■ **DIRECTION**
In the entries below, find every line with "color" and copy it.

--- begin RECORDS SHOWN ---

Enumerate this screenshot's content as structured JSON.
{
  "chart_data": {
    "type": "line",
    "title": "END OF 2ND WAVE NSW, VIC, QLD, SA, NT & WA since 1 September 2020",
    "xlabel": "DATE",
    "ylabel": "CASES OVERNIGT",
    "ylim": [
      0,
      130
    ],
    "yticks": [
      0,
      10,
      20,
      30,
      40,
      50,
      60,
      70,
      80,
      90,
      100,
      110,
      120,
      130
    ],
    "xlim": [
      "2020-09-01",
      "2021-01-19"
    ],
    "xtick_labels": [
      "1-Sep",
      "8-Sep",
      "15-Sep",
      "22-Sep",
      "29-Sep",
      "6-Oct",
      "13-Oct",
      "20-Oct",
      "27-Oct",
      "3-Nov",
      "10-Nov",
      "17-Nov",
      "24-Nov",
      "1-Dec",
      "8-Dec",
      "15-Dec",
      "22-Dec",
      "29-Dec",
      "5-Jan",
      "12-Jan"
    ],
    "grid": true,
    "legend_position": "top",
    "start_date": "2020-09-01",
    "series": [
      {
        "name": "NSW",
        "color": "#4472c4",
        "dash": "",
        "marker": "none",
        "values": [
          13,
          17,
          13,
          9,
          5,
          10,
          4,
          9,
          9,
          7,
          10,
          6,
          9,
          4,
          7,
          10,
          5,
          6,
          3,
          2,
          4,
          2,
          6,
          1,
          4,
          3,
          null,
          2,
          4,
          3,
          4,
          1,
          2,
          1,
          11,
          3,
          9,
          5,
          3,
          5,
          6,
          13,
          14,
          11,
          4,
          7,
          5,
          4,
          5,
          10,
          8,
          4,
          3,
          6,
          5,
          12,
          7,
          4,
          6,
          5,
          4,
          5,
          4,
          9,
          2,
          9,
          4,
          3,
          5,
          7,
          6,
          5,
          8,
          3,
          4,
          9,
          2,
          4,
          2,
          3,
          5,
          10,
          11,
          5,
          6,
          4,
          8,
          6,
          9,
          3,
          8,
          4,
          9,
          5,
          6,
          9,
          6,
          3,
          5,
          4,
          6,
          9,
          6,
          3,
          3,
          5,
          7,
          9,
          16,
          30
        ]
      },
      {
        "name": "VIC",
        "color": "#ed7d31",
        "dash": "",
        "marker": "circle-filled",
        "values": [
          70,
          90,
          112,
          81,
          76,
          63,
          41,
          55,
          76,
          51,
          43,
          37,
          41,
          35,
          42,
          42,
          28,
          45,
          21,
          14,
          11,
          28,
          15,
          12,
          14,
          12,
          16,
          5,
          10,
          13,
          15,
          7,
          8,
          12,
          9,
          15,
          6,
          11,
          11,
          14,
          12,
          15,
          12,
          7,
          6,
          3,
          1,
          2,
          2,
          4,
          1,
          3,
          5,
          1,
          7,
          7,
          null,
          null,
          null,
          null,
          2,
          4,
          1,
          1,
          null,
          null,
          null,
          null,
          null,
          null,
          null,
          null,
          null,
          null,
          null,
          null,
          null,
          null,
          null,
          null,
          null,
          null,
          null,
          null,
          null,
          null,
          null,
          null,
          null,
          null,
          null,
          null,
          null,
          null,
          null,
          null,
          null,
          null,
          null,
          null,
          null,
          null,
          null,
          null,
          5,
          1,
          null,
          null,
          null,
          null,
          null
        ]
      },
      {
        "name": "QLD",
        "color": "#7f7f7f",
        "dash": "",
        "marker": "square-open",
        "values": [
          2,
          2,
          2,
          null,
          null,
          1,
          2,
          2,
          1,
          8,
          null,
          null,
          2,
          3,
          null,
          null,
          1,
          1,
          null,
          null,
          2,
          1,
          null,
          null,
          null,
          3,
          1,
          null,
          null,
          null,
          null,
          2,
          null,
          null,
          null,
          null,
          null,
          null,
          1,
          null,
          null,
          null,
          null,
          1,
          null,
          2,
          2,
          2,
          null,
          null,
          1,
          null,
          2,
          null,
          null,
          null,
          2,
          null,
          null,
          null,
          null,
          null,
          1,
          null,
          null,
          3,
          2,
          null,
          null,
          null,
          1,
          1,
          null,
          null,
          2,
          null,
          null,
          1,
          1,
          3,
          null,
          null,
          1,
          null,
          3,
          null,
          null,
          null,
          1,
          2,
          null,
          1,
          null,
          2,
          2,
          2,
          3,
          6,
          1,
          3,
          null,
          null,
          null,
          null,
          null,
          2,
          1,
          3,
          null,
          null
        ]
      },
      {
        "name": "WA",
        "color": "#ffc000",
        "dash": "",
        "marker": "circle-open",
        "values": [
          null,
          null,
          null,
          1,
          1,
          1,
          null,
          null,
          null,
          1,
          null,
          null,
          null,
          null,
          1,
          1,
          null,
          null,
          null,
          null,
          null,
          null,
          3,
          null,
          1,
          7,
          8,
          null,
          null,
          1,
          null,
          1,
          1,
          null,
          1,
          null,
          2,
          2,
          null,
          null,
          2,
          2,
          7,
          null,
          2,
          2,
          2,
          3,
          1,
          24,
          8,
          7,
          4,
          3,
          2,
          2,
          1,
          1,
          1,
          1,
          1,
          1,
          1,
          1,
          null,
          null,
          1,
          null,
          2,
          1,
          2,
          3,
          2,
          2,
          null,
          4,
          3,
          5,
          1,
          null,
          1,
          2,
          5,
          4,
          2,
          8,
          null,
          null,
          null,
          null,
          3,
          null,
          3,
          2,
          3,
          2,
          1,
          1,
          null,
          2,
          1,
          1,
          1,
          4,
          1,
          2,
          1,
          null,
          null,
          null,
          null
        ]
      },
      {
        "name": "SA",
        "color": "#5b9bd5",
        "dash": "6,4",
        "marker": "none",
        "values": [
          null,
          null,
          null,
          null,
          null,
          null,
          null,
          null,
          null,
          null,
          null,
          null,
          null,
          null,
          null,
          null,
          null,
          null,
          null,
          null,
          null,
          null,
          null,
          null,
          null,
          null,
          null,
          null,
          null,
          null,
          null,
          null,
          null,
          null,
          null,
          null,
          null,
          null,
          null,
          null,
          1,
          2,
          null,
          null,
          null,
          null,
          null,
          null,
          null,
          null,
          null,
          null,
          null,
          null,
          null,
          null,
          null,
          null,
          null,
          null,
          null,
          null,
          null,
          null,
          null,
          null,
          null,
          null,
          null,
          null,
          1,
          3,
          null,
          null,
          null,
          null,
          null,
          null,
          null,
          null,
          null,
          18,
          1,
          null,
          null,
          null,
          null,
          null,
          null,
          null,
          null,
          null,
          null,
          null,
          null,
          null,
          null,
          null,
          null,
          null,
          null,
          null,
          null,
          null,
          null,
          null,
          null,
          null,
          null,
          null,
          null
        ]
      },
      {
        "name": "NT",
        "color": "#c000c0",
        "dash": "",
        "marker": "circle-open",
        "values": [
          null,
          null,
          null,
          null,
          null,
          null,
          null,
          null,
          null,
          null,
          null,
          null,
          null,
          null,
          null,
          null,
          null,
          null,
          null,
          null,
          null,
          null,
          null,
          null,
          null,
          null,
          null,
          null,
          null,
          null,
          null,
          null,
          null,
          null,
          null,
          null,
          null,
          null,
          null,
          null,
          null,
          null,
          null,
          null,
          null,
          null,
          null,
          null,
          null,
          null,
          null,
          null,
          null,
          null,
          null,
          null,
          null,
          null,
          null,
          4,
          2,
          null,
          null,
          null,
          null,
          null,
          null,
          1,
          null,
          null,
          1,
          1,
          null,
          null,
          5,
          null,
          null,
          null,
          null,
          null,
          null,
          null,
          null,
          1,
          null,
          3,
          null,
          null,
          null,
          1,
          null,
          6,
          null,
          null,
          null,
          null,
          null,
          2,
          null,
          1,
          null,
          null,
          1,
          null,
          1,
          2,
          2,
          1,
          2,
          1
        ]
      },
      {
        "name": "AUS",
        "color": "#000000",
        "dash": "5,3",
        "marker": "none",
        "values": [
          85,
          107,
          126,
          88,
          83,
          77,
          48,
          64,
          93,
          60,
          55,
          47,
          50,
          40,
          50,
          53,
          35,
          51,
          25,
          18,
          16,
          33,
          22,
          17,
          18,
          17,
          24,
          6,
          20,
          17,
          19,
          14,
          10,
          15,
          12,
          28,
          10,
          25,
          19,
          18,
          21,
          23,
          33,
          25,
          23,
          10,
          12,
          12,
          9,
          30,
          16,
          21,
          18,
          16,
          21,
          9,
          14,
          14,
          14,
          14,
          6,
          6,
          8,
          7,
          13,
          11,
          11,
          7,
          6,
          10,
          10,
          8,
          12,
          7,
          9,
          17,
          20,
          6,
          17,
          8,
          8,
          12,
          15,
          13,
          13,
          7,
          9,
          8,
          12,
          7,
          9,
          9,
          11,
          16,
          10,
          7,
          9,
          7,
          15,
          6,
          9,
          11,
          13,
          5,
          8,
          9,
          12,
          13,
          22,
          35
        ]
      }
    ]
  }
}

--- end RECORDS SHOWN ---

■ **TASK OUTPUT**
        "color": "#4472c4",
        "color": "#ed7d31",
        "color": "#7f7f7f",
        "color": "#ffc000",
        "color": "#5b9bd5",
        "color": "#c000c0",
        "color": "#000000",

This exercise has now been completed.